STATED PROBLEM » All entries must be repeated exactly; do not include the pictures.
---------- WORKING DATA
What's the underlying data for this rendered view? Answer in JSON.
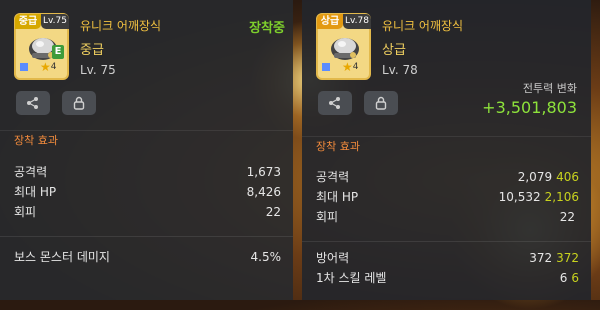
{
  "left": {
    "item": {
      "grade_tag": "중급",
      "level_tag": "Lv.75",
      "star_count": "4",
      "title": "유니크 어깨장식",
      "grade": "중급",
      "level": "Lv. 75",
      "status": "장착중"
    },
    "section_title": "장착 효과",
    "stats": [
      {
        "label": "공격력",
        "value": "1,673"
      },
      {
        "label": "최대 HP",
        "value": "8,426"
      },
      {
        "label": "회피",
        "value": "22"
      }
    ],
    "extra_stats": [
      {
        "label": "보스 몬스터 데미지",
        "value": "4.5%"
      }
    ]
  },
  "right": {
    "item": {
      "grade_tag": "상급",
      "level_tag": "Lv.78",
      "star_count": "4",
      "title": "유니크 어깨장식",
      "grade": "상급",
      "level": "Lv. 78"
    },
    "power_label": "전투력 변화",
    "power_value": "+3,501,803",
    "section_title": "장착 효과",
    "stats": [
      {
        "label": "공격력",
        "value": "2,079",
        "bonus": "406"
      },
      {
        "label": "최대 HP",
        "value": "10,532",
        "bonus": "2,106"
      },
      {
        "label": "회피",
        "value": "22",
        "bonus": ""
      }
    ],
    "extra_stats": [
      {
        "label": "방어력",
        "value": "372",
        "bonus": "372"
      },
      {
        "label": "1차 스킬 레벨",
        "value": "6",
        "bonus": "6"
      }
    ]
  },
  "icons": {
    "share": "share-icon",
    "lock": "lock-icon",
    "helmet": "helmet-icon",
    "star": "star-icon"
  },
  "colors": {
    "item_title": "#f0c040",
    "equipped": "#7ecf2c",
    "section_title": "#f08a3c",
    "power_value": "#8de23b",
    "bonus": "#c8d21e"
  }
}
--------------------
SOLUTION TO THE PROBLEM »
What's the underlying data for this rendered view? Answer in JSON.
{
  "left": {
    "item": {
      "grade_tag": "중급",
      "level_tag": "Lv.75",
      "star_count": "4",
      "title": "유니크 어깨장식",
      "grade": "중급",
      "level": "Lv. 75",
      "status": "장착중"
    },
    "section_title": "장착 효과",
    "stats": [
      {
        "label": "공격력",
        "value": "1,673"
      },
      {
        "label": "최대 HP",
        "value": "8,426"
      },
      {
        "label": "회피",
        "value": "22"
      }
    ],
    "extra_stats": [
      {
        "label": "보스 몬스터 데미지",
        "value": "4.5%"
      }
    ]
  },
  "right": {
    "item": {
      "grade_tag": "상급",
      "level_tag": "Lv.78",
      "star_count": "4",
      "title": "유니크 어깨장식",
      "grade": "상급",
      "level": "Lv. 78"
    },
    "power_label": "전투력 변화",
    "power_value": "+3,501,803",
    "section_title": "장착 효과",
    "stats": [
      {
        "label": "공격력",
        "value": "2,079",
        "bonus": "406"
      },
      {
        "label": "최대 HP",
        "value": "10,532",
        "bonus": "2,106"
      },
      {
        "label": "회피",
        "value": "22",
        "bonus": ""
      }
    ],
    "extra_stats": [
      {
        "label": "방어력",
        "value": "372",
        "bonus": "372"
      },
      {
        "label": "1차 스킬 레벨",
        "value": "6",
        "bonus": "6"
      }
    ]
  },
  "icons": {
    "share": "share-icon",
    "lock": "lock-icon",
    "helmet": "helmet-icon",
    "star": "star-icon"
  },
  "colors": {
    "item_title": "#f0c040",
    "equipped": "#7ecf2c",
    "section_title": "#f08a3c",
    "power_value": "#8de23b",
    "bonus": "#c8d21e"
  }
}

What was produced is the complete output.